===== Source data
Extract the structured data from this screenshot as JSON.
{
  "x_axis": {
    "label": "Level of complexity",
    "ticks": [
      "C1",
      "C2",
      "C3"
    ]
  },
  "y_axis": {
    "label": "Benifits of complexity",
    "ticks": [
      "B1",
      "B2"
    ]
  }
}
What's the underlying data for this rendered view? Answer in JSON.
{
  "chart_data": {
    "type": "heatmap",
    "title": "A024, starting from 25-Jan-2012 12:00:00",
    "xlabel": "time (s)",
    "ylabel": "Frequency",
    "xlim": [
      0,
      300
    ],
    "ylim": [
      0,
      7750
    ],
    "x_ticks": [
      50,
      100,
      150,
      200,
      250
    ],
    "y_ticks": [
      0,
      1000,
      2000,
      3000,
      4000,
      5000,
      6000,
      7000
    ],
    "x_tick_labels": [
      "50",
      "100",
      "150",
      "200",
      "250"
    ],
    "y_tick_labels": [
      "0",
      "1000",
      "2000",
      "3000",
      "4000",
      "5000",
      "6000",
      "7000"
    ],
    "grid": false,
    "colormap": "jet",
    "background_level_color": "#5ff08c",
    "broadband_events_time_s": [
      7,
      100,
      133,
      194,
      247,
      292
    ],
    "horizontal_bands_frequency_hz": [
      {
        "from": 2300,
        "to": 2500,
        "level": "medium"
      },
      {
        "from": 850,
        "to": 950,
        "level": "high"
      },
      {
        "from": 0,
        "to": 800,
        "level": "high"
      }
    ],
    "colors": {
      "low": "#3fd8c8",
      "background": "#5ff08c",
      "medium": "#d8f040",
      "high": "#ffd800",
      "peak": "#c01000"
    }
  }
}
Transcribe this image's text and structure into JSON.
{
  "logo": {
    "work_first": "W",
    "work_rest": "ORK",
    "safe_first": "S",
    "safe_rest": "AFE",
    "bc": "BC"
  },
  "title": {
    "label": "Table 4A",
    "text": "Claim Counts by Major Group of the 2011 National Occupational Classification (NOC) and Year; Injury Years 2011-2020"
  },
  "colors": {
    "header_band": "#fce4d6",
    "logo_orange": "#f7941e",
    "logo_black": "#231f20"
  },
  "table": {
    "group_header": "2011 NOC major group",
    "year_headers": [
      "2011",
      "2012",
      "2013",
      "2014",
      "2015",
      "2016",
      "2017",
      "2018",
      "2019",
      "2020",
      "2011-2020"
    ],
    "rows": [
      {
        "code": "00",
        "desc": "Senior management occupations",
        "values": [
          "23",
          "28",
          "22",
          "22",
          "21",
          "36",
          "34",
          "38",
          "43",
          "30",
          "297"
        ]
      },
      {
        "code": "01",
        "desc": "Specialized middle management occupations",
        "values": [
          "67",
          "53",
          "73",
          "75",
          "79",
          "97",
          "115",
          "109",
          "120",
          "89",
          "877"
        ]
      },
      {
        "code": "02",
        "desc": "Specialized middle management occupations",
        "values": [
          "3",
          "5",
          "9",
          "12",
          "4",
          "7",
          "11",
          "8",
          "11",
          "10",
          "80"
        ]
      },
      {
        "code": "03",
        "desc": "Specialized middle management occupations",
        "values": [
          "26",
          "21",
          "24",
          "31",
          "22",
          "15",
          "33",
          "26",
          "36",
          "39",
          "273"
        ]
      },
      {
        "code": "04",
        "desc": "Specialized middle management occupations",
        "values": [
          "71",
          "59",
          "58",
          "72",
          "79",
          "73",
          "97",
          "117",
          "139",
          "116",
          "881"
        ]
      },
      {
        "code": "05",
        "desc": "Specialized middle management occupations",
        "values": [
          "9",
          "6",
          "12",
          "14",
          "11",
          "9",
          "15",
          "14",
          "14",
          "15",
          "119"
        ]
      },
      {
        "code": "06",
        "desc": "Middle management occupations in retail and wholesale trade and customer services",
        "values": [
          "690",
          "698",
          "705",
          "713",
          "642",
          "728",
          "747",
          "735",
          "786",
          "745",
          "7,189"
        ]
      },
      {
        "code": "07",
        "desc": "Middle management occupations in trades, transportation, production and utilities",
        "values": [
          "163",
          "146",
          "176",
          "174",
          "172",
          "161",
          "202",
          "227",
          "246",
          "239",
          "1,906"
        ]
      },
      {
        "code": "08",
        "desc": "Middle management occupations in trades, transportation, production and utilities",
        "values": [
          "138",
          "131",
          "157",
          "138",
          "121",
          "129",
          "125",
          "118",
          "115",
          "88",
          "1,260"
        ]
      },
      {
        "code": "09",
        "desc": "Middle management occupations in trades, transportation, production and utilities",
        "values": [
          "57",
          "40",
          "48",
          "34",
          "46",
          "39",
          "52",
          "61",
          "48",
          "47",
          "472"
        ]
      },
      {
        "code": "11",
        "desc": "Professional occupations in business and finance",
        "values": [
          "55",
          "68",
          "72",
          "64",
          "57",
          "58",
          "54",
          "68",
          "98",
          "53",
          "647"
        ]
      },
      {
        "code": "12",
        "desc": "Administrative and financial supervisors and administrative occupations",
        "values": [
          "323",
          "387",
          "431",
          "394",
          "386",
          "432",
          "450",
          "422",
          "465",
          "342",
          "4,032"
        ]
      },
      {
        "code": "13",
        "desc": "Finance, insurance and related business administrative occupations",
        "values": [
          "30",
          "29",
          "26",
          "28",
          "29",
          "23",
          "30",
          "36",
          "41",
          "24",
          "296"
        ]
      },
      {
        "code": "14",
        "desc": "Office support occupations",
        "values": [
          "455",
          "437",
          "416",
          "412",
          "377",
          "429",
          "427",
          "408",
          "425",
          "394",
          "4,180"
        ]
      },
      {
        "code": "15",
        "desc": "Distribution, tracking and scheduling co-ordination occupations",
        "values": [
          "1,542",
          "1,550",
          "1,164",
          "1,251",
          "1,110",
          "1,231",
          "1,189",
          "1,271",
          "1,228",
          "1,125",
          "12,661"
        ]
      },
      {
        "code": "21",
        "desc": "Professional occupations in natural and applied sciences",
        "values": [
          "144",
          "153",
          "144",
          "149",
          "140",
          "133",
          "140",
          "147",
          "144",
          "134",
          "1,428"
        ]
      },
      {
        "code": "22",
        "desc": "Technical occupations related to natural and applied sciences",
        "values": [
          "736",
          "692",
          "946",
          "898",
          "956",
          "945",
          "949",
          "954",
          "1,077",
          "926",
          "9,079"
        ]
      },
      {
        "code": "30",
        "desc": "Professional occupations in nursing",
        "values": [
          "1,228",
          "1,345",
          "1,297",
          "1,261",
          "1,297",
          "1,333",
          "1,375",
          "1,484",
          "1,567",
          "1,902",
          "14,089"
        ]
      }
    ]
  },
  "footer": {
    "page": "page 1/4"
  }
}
==========
* _What this task involves_:
Print every record exactly as it was given.

* _Answer to this task_:
Extract the structured data from this screenshot as JSON.
{
  "x_axis": {
    "label": "Level of complexity",
    "ticks": [
      "C1",
      "C2",
      "C3"
    ]
  },
  "y_axis": {
    "label": "Benifits of complexity",
    "ticks": [
      "B1",
      "B2"
    ]
  }
}
What's the underlying data for this rendered view? Answer in JSON.
{
  "chart_data": {
    "type": "heatmap",
    "title": "A024, starting from 25-Jan-2012 12:00:00",
    "xlabel": "time (s)",
    "ylabel": "Frequency",
    "xlim": [
      0,
      300
    ],
    "ylim": [
      0,
      7750
    ],
    "x_ticks": [
      50,
      100,
      150,
      200,
      250
    ],
    "y_ticks": [
      0,
      1000,
      2000,
      3000,
      4000,
      5000,
      6000,
      7000
    ],
    "x_tick_labels": [
      "50",
      "100",
      "150",
      "200",
      "250"
    ],
    "y_tick_labels": [
      "0",
      "1000",
      "2000",
      "3000",
      "4000",
      "5000",
      "6000",
      "7000"
    ],
    "grid": false,
    "colormap": "jet",
    "background_level_color": "#5ff08c",
    "broadband_events_time_s": [
      7,
      100,
      133,
      194,
      247,
      292
    ],
    "horizontal_bands_frequency_hz": [
      {
        "from": 2300,
        "to": 2500,
        "level": "medium"
      },
      {
        "from": 850,
        "to": 950,
        "level": "high"
      },
      {
        "from": 0,
        "to": 800,
        "level": "high"
      }
    ],
    "colors": {
      "low": "#3fd8c8",
      "background": "#5ff08c",
      "medium": "#d8f040",
      "high": "#ffd800",
      "peak": "#c01000"
    }
  }
}
Transcribe this image's text and structure into JSON.
{
  "logo": {
    "work_first": "W",
    "work_rest": "ORK",
    "safe_first": "S",
    "safe_rest": "AFE",
    "bc": "BC"
  },
  "title": {
    "label": "Table 4A",
    "text": "Claim Counts by Major Group of the 2011 National Occupational Classification (NOC) and Year; Injury Years 2011-2020"
  },
  "colors": {
    "header_band": "#fce4d6",
    "logo_orange": "#f7941e",
    "logo_black": "#231f20"
  },
  "table": {
    "group_header": "2011 NOC major group",
    "year_headers": [
      "2011",
      "2012",
      "2013",
      "2014",
      "2015",
      "2016",
      "2017",
      "2018",
      "2019",
      "2020",
      "2011-2020"
    ],
    "rows": [
      {
        "code": "00",
        "desc": "Senior management occupations",
        "values": [
          "23",
          "28",
          "22",
          "22",
          "21",
          "36",
          "34",
          "38",
          "43",
          "30",
          "297"
        ]
      },
      {
        "code": "01",
        "desc": "Specialized middle management occupations",
        "values": [
          "67",
          "53",
          "73",
          "75",
          "79",
          "97",
          "115",
          "109",
          "120",
          "89",
          "877"
        ]
      },
      {
        "code": "02",
        "desc": "Specialized middle management occupations",
        "values": [
          "3",
          "5",
          "9",
          "12",
          "4",
          "7",
          "11",
          "8",
          "11",
          "10",
          "80"
        ]
      },
      {
        "code": "03",
        "desc": "Specialized middle management occupations",
        "values": [
          "26",
          "21",
          "24",
          "31",
          "22",
          "15",
          "33",
          "26",
          "36",
          "39",
          "273"
        ]
      },
      {
        "code": "04",
        "desc": "Specialized middle management occupations",
        "values": [
          "71",
          "59",
          "58",
          "72",
          "79",
          "73",
          "97",
          "117",
          "139",
          "116",
          "881"
        ]
      },
      {
        "code": "05",
        "desc": "Specialized middle management occupations",
        "values": [
          "9",
          "6",
          "12",
          "14",
          "11",
          "9",
          "15",
          "14",
          "14",
          "15",
          "119"
        ]
      },
      {
        "code": "06",
        "desc": "Middle management occupations in retail and wholesale trade and customer services",
        "values": [
          "690",
          "698",
          "705",
          "713",
          "642",
          "728",
          "747",
          "735",
          "786",
          "745",
          "7,189"
        ]
      },
      {
        "code": "07",
        "desc": "Middle management occupations in trades, transportation, production and utilities",
        "values": [
          "163",
          "146",
          "176",
          "174",
          "172",
          "161",
          "202",
          "227",
          "246",
          "239",
          "1,906"
        ]
      },
      {
        "code": "08",
        "desc": "Middle management occupations in trades, transportation, production and utilities",
        "values": [
          "138",
          "131",
          "157",
          "138",
          "121",
          "129",
          "125",
          "118",
          "115",
          "88",
          "1,260"
        ]
      },
      {
        "code": "09",
        "desc": "Middle management occupations in trades, transportation, production and utilities",
        "values": [
          "57",
          "40",
          "48",
          "34",
          "46",
          "39",
          "52",
          "61",
          "48",
          "47",
          "472"
        ]
      },
      {
        "code": "11",
        "desc": "Professional occupations in business and finance",
        "values": [
          "55",
          "68",
          "72",
          "64",
          "57",
          "58",
          "54",
          "68",
          "98",
          "53",
          "647"
        ]
      },
      {
        "code": "12",
        "desc": "Administrative and financial supervisors and administrative occupations",
        "values": [
          "323",
          "387",
          "431",
          "394",
          "386",
          "432",
          "450",
          "422",
          "465",
          "342",
          "4,032"
        ]
      },
      {
        "code": "13",
        "desc": "Finance, insurance and related business administrative occupations",
        "values": [
          "30",
          "29",
          "26",
          "28",
          "29",
          "23",
          "30",
          "36",
          "41",
          "24",
          "296"
        ]
      },
      {
        "code": "14",
        "desc": "Office support occupations",
        "values": [
          "455",
          "437",
          "416",
          "412",
          "377",
          "429",
          "427",
          "408",
          "425",
          "394",
          "4,180"
        ]
      },
      {
        "code": "15",
        "desc": "Distribution, tracking and scheduling co-ordination occupations",
        "values": [
          "1,542",
          "1,550",
          "1,164",
          "1,251",
          "1,110",
          "1,231",
          "1,189",
          "1,271",
          "1,228",
          "1,125",
          "12,661"
        ]
      },
      {
        "code": "21",
        "desc": "Professional occupations in natural and applied sciences",
        "values": [
          "144",
          "153",
          "144",
          "149",
          "140",
          "133",
          "140",
          "147",
          "144",
          "134",
          "1,428"
        ]
      },
      {
        "code": "22",
        "desc": "Technical occupations related to natural and applied sciences",
        "values": [
          "736",
          "692",
          "946",
          "898",
          "956",
          "945",
          "949",
          "954",
          "1,077",
          "926",
          "9,079"
        ]
      },
      {
        "code": "30",
        "desc": "Professional occupations in nursing",
        "values": [
          "1,228",
          "1,345",
          "1,297",
          "1,261",
          "1,297",
          "1,333",
          "1,375",
          "1,484",
          "1,567",
          "1,902",
          "14,089"
        ]
      }
    ]
  },
  "footer": {
    "page": "page 1/4"
  }
}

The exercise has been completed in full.